Short task:
Give the lines of the records as a numbered list, starting at the first line and ending with the line that contains "chart1-series-ct [178, 49, 648, 343]", both included. Leave out blank lines.
:: Data rows ::
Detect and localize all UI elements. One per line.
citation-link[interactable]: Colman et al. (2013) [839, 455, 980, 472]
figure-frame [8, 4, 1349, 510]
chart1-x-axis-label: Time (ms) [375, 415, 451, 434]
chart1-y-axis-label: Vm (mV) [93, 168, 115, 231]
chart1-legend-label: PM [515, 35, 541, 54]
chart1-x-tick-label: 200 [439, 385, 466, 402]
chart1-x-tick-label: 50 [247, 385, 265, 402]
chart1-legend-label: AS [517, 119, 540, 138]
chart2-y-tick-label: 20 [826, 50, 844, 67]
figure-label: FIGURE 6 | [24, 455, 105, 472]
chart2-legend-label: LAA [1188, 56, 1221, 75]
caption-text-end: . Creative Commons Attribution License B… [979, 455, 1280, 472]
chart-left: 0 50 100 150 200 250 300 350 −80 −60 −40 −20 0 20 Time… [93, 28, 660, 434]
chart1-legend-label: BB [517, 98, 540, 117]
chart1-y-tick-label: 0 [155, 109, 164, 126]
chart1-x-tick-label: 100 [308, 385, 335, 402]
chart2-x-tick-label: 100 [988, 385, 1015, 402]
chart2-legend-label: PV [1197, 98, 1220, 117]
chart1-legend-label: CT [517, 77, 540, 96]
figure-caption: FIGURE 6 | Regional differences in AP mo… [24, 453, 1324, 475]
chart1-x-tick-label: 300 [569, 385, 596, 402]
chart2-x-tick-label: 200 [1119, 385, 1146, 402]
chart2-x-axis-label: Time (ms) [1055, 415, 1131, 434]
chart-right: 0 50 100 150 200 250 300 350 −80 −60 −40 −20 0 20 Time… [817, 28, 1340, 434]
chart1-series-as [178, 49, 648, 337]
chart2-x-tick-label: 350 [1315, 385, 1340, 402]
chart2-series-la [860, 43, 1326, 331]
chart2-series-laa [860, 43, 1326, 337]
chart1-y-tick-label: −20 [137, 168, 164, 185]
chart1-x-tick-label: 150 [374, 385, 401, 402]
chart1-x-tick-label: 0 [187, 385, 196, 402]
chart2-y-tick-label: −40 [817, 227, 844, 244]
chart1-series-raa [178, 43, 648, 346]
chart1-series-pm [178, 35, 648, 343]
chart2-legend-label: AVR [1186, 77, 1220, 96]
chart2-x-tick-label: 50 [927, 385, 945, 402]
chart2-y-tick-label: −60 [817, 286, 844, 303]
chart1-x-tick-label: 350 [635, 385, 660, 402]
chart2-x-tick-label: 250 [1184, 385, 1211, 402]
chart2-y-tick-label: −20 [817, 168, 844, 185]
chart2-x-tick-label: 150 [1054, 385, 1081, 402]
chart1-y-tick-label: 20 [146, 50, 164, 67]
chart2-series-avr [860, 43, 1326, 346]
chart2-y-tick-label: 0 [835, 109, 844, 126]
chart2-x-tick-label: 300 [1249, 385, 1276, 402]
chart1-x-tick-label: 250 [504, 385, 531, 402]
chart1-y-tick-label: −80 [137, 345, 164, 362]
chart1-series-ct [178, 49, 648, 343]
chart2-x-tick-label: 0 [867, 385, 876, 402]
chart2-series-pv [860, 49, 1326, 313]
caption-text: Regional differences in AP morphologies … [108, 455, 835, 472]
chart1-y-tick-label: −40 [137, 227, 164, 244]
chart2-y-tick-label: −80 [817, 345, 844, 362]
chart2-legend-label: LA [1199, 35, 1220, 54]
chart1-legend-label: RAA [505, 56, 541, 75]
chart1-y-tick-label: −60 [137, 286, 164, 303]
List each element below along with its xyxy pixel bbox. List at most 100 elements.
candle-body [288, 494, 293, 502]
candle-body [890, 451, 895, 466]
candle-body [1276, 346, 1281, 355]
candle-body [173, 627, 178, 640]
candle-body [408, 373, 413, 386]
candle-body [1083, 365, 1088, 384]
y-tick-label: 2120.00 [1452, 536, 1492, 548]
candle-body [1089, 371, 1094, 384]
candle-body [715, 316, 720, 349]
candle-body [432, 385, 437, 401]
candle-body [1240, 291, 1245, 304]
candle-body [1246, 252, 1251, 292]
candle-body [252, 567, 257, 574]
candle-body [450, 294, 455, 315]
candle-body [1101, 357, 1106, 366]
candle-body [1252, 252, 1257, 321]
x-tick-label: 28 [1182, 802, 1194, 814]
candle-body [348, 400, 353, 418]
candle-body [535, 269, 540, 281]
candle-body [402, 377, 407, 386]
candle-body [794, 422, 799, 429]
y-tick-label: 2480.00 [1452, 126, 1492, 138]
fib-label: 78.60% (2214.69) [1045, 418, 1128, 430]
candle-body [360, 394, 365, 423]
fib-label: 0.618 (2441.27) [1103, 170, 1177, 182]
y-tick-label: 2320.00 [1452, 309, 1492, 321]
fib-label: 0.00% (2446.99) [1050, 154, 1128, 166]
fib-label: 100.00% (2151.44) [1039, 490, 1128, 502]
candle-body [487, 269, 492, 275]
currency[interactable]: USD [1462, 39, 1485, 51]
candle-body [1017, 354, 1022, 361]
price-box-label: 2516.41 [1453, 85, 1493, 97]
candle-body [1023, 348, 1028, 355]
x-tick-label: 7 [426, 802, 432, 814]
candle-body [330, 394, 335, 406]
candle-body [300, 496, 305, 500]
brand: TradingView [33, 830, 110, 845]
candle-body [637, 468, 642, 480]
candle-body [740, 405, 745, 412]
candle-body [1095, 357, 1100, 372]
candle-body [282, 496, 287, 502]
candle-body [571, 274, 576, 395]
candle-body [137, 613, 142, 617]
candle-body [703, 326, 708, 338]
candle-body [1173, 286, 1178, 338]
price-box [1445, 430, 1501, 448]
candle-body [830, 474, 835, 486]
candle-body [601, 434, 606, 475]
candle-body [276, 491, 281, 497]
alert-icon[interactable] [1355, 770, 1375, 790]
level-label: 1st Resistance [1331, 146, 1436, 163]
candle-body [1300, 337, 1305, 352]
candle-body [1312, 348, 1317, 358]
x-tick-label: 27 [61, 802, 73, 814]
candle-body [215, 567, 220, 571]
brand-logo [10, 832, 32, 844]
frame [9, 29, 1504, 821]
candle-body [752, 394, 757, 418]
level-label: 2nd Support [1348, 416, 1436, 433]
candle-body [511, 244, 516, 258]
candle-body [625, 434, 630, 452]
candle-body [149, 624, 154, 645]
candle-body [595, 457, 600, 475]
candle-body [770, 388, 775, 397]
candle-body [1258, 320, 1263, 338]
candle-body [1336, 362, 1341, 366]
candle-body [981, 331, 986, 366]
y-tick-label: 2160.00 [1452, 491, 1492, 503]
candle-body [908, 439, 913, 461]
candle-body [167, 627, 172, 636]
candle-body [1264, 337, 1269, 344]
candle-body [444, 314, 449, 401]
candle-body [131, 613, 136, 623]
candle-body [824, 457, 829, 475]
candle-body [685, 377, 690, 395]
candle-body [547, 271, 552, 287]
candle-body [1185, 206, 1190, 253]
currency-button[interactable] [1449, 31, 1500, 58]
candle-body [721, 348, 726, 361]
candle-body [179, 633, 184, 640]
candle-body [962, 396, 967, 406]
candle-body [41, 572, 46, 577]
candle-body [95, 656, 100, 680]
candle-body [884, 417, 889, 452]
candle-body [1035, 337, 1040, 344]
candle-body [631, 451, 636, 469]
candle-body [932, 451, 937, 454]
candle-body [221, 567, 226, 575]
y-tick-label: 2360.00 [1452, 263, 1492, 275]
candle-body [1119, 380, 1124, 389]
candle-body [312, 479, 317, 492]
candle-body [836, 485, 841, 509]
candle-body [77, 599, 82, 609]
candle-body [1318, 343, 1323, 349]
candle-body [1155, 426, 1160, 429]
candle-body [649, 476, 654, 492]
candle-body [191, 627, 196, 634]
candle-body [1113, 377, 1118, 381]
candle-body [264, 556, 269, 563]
:::
The result:
1. Detect and localize all UI elements. One per line.
2. citation-link[interactable]: Colman et al. (2013) [839, 455, 980, 472]
3. figure-frame [8, 4, 1349, 510]
4. chart1-x-axis-label: Time (ms) [375, 415, 451, 434]
5. chart1-y-axis-label: Vm (mV) [93, 168, 115, 231]
6. chart1-legend-label: PM [515, 35, 541, 54]
7. chart1-x-tick-label: 200 [439, 385, 466, 402]
8. chart1-x-tick-label: 50 [247, 385, 265, 402]
9. chart1-legend-label: AS [517, 119, 540, 138]
10. chart2-y-tick-label: 20 [826, 50, 844, 67]
11. figure-label: FIGURE 6 | [24, 455, 105, 472]
12. chart2-legend-label: LAA [1188, 56, 1221, 75]
13. caption-text-end: . Creative Commons Attribution License B… [979, 455, 1280, 472]
14. chart-left: 0 50 100 150 200 250 300 350 −80 −60 −40 −20 0 20 Time… [93, 28, 660, 434]
15. chart1-legend-label: BB [517, 98, 540, 117]
16. chart1-y-tick-label: 0 [155, 109, 164, 126]
17. chart1-x-tick-label: 100 [308, 385, 335, 402]
18. chart2-x-tick-label: 100 [988, 385, 1015, 402]
19. chart2-legend-label: PV [1197, 98, 1220, 117]
20. chart1-legend-label: CT [517, 77, 540, 96]
21. figure-caption: FIGURE 6 | Regional differences in AP mo… [24, 453, 1324, 475]
22. chart1-x-tick-label: 300 [569, 385, 596, 402]
23. chart2-x-tick-label: 200 [1119, 385, 1146, 402]
24. chart2-x-axis-label: Time (ms) [1055, 415, 1131, 434]
25. chart-right: 0 50 100 150 200 250 300 350 −80 −60 −40 −20 0 20 Time… [817, 28, 1340, 434]
26. chart1-series-as [178, 49, 648, 337]
27. chart2-x-tick-label: 350 [1315, 385, 1340, 402]
28. chart2-series-la [860, 43, 1326, 331]
29. chart2-series-laa [860, 43, 1326, 337]
30. chart1-y-tick-label: −20 [137, 168, 164, 185]
31. chart1-x-tick-label: 150 [374, 385, 401, 402]
32. chart1-x-tick-label: 0 [187, 385, 196, 402]
33. chart2-y-tick-label: −40 [817, 227, 844, 244]
34. chart1-series-raa [178, 43, 648, 346]
35. chart1-series-pm [178, 35, 648, 343]
36. chart2-legend-label: AVR [1186, 77, 1220, 96]
37. chart2-x-tick-label: 50 [927, 385, 945, 402]
38. chart2-y-tick-label: −60 [817, 286, 844, 303]
39. chart1-x-tick-label: 350 [635, 385, 660, 402]
40. chart2-x-tick-label: 250 [1184, 385, 1211, 402]
41. chart2-y-tick-label: −20 [817, 168, 844, 185]
42. chart2-x-tick-label: 150 [1054, 385, 1081, 402]
43. chart1-y-tick-label: 20 [146, 50, 164, 67]
44. chart2-series-avr [860, 43, 1326, 346]
45. chart2-y-tick-label: 0 [835, 109, 844, 126]
46. chart2-x-tick-label: 300 [1249, 385, 1276, 402]
47. chart1-x-tick-label: 250 [504, 385, 531, 402]
48. chart1-y-tick-label: −80 [137, 345, 164, 362]
49. chart1-series-ct [178, 49, 648, 343]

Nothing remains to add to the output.